THE PROBLEM —
Copy out each line that mentions the word "source".

RECORD EXCERPTS —
%%
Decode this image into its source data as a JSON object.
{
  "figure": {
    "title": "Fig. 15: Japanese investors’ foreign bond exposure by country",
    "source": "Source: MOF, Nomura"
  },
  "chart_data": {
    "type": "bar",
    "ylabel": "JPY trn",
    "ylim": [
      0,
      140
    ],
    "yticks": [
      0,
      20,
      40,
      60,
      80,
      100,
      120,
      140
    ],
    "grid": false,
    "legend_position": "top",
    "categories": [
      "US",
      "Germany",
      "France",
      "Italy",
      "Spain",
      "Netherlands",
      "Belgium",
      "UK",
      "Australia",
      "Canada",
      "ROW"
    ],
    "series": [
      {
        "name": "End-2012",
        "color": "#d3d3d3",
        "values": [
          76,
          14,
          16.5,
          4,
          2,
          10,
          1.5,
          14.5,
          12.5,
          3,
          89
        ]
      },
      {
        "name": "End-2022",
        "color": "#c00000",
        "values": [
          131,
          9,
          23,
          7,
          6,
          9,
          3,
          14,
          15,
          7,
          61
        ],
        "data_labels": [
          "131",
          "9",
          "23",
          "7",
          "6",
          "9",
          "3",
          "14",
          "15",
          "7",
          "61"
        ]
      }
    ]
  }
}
%%
ANSWER TO THE PROBLEM —
Decode this image into its source data as a JSON object.
    "source": "Source: MOF, Nomura"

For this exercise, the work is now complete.